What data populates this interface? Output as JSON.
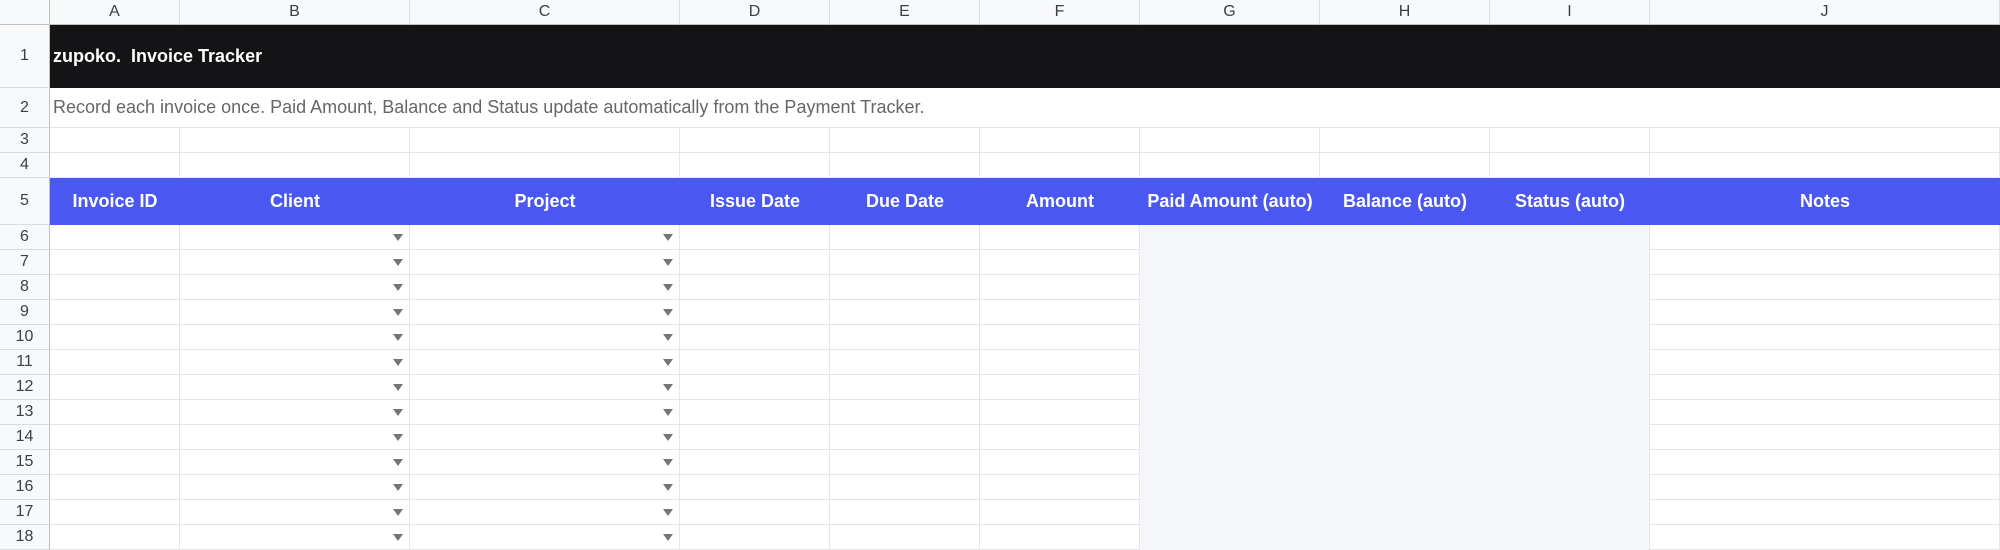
{
  "columns": [
    "A",
    "B",
    "C",
    "D",
    "E",
    "F",
    "G",
    "H",
    "I",
    "J"
  ],
  "row_numbers": [
    "1",
    "2",
    "3",
    "4",
    "5",
    "6",
    "7",
    "8",
    "9",
    "10",
    "11",
    "12",
    "13",
    "14",
    "15",
    "16",
    "17",
    "18"
  ],
  "title": {
    "brand": "zupoko.",
    "text": "Invoice Tracker"
  },
  "subtitle": "Record each invoice once. Paid Amount, Balance and Status update automatically from the Payment Tracker.",
  "headers": [
    "Invoice ID",
    "Client",
    "Project",
    "Issue Date",
    "Due Date",
    "Amount",
    "Paid Amount (auto)",
    "Balance (auto)",
    "Status (auto)",
    "Notes"
  ],
  "colors": {
    "title_bg": "#141416",
    "header_bg": "#4a57f0",
    "auto_bg": "#f5f6fa",
    "subtitle_text": "#666666"
  },
  "dropdown_icon": "triangle-down-icon"
}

◇ ◇ ◇

• Task
Go through the material above and print all of it exactly, except the pictures.

• Task result
What data populates this interface? Output as JSON.
{
  "columns": [
    "A",
    "B",
    "C",
    "D",
    "E",
    "F",
    "G",
    "H",
    "I",
    "J"
  ],
  "row_numbers": [
    "1",
    "2",
    "3",
    "4",
    "5",
    "6",
    "7",
    "8",
    "9",
    "10",
    "11",
    "12",
    "13",
    "14",
    "15",
    "16",
    "17",
    "18"
  ],
  "title": {
    "brand": "zupoko.",
    "text": "Invoice Tracker"
  },
  "subtitle": "Record each invoice once. Paid Amount, Balance and Status update automatically from the Payment Tracker.",
  "headers": [
    "Invoice ID",
    "Client",
    "Project",
    "Issue Date",
    "Due Date",
    "Amount",
    "Paid Amount (auto)",
    "Balance (auto)",
    "Status (auto)",
    "Notes"
  ],
  "colors": {
    "title_bg": "#141416",
    "header_bg": "#4a57f0",
    "auto_bg": "#f5f6fa",
    "subtitle_text": "#666666"
  },
  "dropdown_icon": "triangle-down-icon"
}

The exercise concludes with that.